• WORK TO DO:
Extract every line that includes the string "JSON".

• INPUT MATERIAL:
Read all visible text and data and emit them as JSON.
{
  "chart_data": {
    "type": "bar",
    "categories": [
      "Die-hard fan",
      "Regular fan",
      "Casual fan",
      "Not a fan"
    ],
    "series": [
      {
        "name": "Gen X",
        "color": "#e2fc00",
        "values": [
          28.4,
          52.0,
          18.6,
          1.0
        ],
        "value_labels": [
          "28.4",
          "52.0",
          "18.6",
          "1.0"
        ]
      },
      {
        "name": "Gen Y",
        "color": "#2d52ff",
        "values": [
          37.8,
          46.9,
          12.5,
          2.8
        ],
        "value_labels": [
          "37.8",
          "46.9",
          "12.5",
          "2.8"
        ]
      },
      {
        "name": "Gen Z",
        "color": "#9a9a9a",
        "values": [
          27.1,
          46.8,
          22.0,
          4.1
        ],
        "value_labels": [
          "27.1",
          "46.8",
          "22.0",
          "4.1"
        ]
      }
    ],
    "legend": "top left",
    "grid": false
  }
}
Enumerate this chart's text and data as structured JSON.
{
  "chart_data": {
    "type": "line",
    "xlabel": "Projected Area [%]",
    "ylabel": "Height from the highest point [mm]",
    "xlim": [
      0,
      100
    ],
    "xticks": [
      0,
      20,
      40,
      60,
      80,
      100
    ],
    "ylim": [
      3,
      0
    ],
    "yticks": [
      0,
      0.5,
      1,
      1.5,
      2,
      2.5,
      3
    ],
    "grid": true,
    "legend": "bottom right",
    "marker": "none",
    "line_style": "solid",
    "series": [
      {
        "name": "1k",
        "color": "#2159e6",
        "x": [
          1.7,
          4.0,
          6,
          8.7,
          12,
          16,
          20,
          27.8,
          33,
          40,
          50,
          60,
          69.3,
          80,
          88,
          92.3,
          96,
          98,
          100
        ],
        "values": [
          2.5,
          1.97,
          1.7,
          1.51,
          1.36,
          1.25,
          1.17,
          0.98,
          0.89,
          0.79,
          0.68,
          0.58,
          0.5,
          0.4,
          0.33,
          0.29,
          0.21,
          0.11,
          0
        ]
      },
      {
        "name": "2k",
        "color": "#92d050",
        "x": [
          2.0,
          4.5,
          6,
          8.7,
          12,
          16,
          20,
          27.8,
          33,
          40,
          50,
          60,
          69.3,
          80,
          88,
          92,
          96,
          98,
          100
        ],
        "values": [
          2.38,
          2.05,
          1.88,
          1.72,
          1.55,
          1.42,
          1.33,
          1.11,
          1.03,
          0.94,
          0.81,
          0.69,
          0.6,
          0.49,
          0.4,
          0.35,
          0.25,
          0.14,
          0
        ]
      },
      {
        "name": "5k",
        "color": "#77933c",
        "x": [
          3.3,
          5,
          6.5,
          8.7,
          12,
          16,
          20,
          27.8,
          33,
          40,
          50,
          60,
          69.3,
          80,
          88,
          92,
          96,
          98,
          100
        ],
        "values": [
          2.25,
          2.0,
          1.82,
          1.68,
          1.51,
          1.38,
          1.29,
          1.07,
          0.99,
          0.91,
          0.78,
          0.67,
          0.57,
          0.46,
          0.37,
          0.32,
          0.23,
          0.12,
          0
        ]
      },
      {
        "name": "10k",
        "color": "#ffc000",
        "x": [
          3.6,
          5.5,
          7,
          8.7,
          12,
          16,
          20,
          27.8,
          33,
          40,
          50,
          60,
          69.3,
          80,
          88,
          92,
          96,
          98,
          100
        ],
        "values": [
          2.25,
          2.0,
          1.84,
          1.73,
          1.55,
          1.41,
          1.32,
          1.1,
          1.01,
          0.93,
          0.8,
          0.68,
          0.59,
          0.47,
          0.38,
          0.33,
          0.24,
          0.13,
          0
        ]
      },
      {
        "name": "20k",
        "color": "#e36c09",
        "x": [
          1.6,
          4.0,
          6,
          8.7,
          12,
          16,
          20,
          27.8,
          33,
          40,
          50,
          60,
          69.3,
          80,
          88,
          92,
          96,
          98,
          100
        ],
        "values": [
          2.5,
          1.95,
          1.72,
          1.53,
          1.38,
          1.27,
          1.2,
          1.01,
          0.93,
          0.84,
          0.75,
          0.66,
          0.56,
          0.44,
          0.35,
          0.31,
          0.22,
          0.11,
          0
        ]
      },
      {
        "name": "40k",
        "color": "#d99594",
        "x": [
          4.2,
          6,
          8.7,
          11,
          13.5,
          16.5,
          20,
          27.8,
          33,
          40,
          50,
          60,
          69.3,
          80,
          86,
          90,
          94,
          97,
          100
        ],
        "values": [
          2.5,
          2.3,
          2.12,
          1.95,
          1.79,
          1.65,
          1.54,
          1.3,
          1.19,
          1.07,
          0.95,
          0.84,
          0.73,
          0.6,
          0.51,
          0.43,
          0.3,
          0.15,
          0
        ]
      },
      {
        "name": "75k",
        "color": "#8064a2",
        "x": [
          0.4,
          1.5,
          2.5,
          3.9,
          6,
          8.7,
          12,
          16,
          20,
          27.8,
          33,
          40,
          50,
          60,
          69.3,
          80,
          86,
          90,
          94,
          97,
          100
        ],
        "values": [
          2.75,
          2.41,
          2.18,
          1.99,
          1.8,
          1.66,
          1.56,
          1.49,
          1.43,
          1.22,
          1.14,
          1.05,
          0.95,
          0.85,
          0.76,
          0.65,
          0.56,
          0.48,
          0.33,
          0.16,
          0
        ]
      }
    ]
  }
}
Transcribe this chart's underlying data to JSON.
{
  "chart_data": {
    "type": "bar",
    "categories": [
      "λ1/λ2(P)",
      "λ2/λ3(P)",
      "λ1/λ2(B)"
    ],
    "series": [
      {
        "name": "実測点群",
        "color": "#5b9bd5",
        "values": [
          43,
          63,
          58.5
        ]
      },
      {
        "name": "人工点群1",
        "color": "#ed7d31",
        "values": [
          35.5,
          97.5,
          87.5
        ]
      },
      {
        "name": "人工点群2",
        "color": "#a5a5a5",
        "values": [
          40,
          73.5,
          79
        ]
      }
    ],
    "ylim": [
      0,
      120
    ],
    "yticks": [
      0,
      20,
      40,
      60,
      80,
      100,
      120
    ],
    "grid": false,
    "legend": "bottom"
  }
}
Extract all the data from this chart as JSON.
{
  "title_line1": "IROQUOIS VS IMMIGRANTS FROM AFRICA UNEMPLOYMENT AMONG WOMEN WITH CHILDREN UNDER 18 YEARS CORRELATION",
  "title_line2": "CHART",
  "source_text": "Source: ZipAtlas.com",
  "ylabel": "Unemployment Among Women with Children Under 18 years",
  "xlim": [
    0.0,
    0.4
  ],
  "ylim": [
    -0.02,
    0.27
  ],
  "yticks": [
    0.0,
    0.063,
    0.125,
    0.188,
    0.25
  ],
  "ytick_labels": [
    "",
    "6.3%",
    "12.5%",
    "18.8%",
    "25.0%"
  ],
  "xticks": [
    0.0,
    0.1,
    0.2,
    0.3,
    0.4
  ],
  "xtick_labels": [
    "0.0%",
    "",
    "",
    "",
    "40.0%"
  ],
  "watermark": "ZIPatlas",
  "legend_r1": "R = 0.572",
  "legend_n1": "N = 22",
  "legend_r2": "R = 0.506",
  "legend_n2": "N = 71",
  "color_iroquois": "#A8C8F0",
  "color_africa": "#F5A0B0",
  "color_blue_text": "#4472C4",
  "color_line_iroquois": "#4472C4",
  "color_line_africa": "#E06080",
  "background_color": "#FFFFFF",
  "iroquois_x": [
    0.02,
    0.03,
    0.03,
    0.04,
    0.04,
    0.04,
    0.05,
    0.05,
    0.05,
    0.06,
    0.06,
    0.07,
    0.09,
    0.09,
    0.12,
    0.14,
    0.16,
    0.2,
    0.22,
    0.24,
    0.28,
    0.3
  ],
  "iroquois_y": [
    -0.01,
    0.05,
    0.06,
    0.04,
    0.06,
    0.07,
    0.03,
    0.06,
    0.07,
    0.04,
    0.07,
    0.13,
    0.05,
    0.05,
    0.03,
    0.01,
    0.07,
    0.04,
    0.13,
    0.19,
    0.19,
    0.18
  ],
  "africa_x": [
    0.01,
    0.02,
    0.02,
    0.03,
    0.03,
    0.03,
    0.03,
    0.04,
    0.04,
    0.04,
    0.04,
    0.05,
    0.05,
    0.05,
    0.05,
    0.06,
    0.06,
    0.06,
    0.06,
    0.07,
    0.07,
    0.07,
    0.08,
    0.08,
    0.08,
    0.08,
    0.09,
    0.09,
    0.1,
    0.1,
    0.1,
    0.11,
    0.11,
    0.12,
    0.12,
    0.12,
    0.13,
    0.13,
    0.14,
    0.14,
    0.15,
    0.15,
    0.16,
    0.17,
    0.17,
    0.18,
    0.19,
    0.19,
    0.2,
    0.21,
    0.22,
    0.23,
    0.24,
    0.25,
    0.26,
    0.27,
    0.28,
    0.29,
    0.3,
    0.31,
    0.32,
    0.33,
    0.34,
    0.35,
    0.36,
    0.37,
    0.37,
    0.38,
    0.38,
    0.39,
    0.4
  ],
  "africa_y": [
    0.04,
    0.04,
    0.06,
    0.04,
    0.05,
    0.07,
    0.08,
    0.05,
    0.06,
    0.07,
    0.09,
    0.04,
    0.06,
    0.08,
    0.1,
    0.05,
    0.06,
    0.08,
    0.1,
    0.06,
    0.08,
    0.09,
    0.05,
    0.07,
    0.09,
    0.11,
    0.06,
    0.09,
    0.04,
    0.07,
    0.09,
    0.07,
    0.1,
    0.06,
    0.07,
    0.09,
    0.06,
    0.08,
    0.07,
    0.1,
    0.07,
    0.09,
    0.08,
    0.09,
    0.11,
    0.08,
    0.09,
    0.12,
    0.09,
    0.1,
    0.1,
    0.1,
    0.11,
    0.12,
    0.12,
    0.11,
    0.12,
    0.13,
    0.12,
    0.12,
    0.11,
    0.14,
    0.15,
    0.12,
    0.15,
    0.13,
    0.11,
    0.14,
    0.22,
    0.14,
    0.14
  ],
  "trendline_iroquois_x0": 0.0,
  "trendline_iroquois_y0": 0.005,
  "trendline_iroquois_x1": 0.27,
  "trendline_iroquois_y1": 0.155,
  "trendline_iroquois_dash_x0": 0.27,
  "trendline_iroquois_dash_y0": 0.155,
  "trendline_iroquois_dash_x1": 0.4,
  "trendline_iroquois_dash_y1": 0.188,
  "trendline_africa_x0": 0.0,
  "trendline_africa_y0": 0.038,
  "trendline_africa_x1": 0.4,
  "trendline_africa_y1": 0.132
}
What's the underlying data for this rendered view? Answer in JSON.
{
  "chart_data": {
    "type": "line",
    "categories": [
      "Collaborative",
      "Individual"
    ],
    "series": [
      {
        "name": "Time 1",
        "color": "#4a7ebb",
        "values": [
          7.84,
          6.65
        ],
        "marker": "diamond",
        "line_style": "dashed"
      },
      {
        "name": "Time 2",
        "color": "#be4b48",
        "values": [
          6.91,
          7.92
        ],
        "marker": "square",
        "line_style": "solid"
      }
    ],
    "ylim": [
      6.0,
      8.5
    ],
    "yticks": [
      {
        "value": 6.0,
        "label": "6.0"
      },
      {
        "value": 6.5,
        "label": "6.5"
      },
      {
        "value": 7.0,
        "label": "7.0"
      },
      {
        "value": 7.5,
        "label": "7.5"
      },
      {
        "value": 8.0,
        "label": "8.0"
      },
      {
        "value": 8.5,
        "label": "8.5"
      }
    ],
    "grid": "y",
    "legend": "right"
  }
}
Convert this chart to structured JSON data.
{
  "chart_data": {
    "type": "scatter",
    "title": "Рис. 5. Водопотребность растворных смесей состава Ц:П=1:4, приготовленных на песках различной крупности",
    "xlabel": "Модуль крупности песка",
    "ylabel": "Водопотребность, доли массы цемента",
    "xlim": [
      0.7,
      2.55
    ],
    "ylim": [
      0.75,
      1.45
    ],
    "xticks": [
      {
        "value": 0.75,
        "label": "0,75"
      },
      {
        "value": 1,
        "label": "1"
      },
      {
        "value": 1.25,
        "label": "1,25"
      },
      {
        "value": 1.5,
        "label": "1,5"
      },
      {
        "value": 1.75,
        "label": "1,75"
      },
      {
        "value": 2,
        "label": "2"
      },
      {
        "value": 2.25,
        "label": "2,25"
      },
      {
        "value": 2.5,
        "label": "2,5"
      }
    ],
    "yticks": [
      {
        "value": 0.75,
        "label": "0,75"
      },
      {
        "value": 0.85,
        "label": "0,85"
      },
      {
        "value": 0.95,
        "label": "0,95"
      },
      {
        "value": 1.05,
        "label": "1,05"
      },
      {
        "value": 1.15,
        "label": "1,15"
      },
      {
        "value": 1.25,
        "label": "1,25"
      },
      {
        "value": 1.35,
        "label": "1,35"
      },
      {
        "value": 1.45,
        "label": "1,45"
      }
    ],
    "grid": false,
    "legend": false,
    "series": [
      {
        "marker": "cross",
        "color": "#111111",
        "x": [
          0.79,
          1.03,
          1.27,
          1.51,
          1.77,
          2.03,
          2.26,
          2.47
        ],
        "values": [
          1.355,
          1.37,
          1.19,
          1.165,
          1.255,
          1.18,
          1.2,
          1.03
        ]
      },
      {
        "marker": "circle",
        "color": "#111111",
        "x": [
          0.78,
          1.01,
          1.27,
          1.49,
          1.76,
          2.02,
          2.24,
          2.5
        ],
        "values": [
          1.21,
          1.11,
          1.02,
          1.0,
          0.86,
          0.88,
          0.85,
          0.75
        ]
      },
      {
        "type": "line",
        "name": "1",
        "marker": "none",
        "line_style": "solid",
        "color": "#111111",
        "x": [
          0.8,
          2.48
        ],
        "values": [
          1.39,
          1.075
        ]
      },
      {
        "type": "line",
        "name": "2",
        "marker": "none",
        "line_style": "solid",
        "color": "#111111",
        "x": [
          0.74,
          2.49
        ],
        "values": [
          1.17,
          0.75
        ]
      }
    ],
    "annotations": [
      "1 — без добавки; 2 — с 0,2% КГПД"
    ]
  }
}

• SOLUTION TO THE PROBLEM:
Read all visible text and data and emit them as JSON.
Enumerate this chart's text and data as structured JSON.
Transcribe this chart's underlying data to JSON.
Extract all the data from this chart as JSON.
What's the underlying data for this rendered view? Answer in JSON.
Convert this chart to structured JSON data.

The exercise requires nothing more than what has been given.